— Begin Task data —

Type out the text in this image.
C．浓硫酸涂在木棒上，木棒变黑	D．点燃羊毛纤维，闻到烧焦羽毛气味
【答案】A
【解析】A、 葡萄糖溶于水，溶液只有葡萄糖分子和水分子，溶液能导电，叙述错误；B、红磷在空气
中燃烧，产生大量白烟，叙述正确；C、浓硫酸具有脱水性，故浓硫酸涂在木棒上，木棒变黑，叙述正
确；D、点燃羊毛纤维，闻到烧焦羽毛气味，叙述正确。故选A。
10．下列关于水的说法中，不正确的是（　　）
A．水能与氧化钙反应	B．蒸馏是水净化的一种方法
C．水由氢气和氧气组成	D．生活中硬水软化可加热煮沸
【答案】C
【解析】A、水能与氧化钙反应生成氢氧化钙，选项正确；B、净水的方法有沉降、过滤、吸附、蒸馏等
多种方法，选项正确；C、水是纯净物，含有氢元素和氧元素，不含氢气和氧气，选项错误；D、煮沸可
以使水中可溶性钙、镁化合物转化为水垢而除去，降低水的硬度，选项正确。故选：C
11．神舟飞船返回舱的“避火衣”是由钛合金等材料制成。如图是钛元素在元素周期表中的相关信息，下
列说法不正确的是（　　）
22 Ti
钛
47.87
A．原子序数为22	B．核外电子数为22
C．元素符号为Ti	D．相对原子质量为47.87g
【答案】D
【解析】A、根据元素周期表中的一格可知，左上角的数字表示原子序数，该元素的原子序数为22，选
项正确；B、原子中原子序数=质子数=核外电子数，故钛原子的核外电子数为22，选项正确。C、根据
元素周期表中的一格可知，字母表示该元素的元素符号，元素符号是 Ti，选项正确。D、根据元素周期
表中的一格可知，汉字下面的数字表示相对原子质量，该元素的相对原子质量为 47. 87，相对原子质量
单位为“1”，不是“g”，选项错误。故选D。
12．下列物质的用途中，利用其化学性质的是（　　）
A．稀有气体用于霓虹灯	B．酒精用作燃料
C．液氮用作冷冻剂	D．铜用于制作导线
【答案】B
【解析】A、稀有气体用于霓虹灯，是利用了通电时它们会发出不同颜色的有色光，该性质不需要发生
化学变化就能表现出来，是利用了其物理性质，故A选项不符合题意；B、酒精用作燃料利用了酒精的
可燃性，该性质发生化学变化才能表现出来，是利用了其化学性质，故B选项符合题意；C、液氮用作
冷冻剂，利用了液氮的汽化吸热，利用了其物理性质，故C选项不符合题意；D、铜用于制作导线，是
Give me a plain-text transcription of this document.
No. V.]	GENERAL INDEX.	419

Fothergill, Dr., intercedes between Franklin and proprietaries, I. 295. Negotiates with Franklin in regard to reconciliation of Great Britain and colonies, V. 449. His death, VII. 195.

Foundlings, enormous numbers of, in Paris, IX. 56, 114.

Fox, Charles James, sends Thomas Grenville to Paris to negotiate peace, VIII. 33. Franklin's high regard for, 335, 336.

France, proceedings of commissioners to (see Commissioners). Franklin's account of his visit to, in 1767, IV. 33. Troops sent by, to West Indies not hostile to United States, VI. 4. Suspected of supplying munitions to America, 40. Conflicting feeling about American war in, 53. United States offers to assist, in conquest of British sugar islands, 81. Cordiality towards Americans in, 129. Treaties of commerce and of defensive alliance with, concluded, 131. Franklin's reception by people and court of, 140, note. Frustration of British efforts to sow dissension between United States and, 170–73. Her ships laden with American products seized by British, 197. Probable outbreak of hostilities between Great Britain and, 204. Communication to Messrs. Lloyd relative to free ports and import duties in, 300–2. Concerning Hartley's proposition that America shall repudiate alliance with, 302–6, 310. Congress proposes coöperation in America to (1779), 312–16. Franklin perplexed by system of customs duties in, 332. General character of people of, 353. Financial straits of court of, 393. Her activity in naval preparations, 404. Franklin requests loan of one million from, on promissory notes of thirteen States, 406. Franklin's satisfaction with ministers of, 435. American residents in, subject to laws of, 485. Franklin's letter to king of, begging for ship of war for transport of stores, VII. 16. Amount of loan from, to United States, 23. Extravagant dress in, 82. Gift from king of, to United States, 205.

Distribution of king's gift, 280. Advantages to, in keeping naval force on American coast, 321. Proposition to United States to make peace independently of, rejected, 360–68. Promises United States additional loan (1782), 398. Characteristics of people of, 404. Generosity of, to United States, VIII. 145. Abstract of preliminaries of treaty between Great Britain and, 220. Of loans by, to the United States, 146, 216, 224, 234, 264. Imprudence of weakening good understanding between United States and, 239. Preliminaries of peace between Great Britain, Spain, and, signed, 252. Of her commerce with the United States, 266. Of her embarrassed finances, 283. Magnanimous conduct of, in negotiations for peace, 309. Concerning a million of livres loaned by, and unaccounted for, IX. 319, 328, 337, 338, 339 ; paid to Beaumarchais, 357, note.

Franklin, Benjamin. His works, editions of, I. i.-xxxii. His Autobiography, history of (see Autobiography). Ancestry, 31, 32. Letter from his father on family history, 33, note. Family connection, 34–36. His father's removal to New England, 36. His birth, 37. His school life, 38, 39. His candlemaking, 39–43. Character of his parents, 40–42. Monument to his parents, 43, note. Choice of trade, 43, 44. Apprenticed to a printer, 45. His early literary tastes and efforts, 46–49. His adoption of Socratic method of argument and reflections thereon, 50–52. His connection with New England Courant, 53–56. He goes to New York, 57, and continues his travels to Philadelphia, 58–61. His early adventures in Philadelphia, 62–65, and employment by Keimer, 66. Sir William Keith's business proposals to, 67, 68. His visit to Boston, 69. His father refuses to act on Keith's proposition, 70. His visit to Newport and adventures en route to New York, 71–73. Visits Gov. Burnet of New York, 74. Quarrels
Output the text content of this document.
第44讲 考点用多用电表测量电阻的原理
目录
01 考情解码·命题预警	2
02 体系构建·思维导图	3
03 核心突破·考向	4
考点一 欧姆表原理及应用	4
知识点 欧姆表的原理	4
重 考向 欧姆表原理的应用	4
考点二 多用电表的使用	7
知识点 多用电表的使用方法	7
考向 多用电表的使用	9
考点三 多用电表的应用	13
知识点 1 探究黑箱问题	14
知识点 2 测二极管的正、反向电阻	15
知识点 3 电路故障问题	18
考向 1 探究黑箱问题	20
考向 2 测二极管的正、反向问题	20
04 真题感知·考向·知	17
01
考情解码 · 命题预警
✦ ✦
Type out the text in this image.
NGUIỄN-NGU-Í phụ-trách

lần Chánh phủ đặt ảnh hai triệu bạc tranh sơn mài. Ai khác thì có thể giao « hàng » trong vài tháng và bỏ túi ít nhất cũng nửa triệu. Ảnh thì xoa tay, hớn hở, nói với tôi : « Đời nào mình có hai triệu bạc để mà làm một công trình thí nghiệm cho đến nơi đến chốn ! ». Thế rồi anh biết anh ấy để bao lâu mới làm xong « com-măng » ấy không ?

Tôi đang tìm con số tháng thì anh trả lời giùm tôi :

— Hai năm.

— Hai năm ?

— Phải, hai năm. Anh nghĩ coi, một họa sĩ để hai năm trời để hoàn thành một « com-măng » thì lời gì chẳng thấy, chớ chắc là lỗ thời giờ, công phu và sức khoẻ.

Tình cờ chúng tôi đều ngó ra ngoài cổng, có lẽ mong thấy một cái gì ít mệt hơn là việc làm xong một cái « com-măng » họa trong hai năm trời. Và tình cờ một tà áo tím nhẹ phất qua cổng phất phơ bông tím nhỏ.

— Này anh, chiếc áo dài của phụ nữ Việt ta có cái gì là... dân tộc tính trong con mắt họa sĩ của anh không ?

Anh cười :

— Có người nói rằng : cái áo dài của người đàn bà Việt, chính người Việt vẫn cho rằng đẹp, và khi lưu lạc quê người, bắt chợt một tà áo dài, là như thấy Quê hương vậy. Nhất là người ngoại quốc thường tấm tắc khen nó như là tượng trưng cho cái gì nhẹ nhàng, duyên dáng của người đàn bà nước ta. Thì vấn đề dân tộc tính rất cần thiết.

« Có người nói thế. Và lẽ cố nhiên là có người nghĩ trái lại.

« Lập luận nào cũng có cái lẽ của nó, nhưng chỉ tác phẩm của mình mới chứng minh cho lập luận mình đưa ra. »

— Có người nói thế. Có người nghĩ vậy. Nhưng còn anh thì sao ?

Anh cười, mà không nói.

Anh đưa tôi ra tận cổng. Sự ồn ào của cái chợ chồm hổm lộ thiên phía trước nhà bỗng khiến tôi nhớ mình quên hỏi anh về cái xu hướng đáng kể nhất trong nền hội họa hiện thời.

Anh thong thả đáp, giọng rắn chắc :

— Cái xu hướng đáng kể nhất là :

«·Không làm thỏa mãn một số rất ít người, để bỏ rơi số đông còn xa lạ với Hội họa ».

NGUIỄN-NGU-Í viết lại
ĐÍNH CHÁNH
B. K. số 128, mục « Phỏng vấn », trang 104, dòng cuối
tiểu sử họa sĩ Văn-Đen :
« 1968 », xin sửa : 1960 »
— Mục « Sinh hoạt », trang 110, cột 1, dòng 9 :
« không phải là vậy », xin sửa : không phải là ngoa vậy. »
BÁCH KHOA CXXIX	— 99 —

— End Task data —

Show each line holding the word "Paris".

- Answer in full -
Foundlings, enormous numbers of, in Paris, IX. 56, 114.
Fox, Charles James, sends Thomas Grenville to Paris to negotiate peace, VIII. 33. Franklin's high regard for, 335, 336.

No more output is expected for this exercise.